(Extracted records):
━━━━━━━━━━━━━━━━━━━━━━━━━━━━━━

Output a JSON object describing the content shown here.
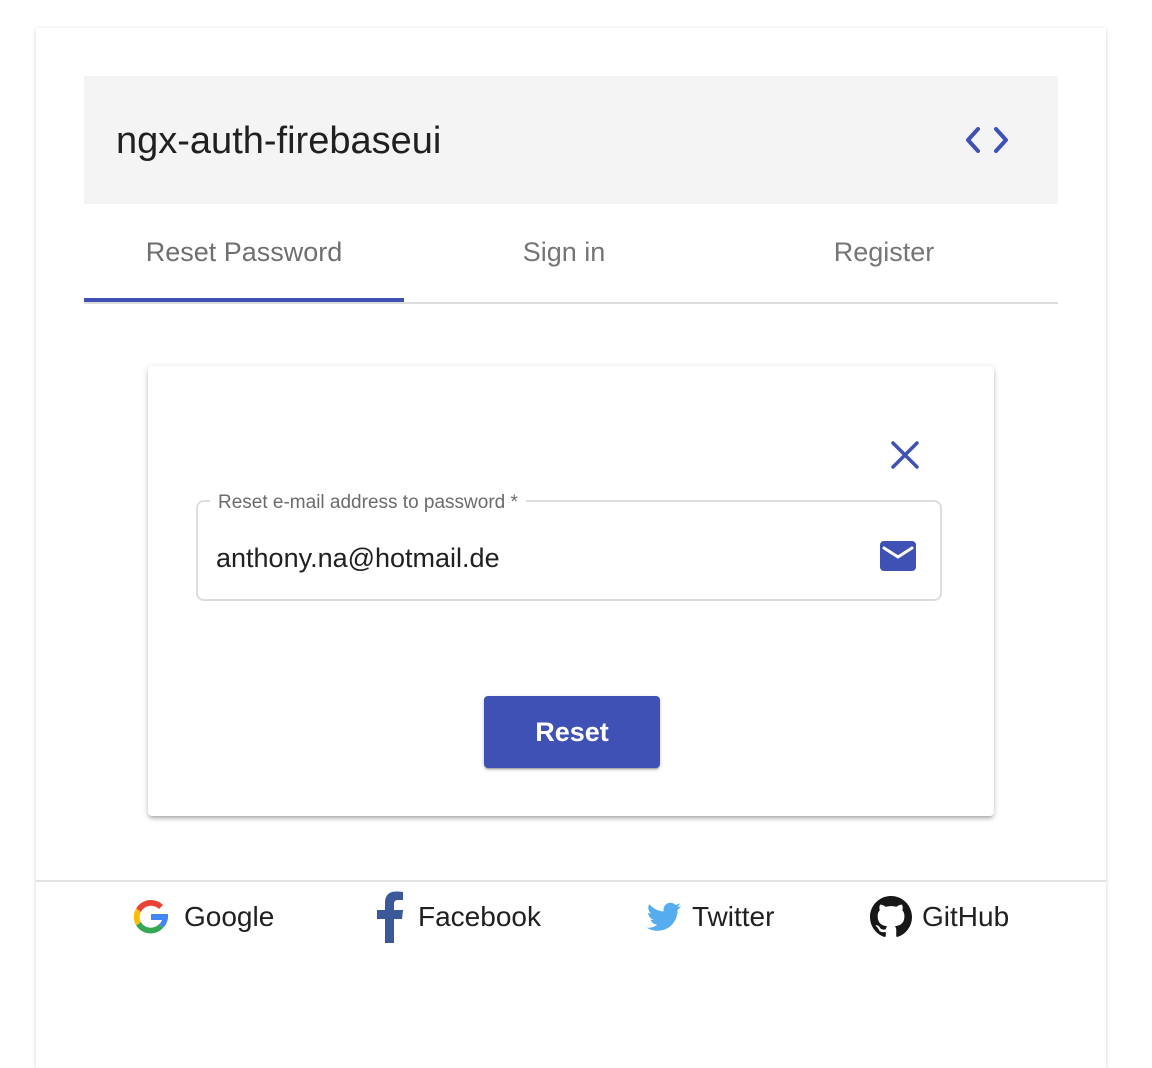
{
  "toolbar": {
    "title": "ngx-auth-firebaseui",
    "code_icon": "code-brackets-icon",
    "background": "#f4f4f4"
  },
  "tabs": [
    {
      "label": "Reset Password",
      "active": true
    },
    {
      "label": "Sign in",
      "active": false
    },
    {
      "label": "Register",
      "active": false
    }
  ],
  "reset_form": {
    "close_icon": "close-icon",
    "field": {
      "label": "Reset e-mail address to password *",
      "value": "anthony.na@hotmail.de",
      "icon": "mail-icon"
    },
    "submit_label": "Reset"
  },
  "providers": [
    {
      "label": "Google",
      "icon": "google-icon"
    },
    {
      "label": "Facebook",
      "icon": "facebook-icon"
    },
    {
      "label": "Twitter",
      "icon": "twitter-icon"
    },
    {
      "label": "GitHub",
      "icon": "github-icon"
    }
  ],
  "colors": {
    "primary": "#3f51b5",
    "google_blue": "#4285f4",
    "google_red": "#ea4335",
    "google_yellow": "#fbbc05",
    "google_green": "#34a853",
    "facebook": "#3b5998",
    "twitter": "#55acee",
    "github": "#181717"
  }
}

━━━━━━━━━━━━━━━━━━━━━━━━━━━━━━

(Given task): Look through the material above. Copy each line where the word "icon" appears.

(The answer):
    "code_icon": "code-brackets-icon",
    "close_icon": "close-icon",
      "icon": "mail-icon"
      "icon": "google-icon"
      "icon": "facebook-icon"
      "icon": "twitter-icon"
      "icon": "github-icon"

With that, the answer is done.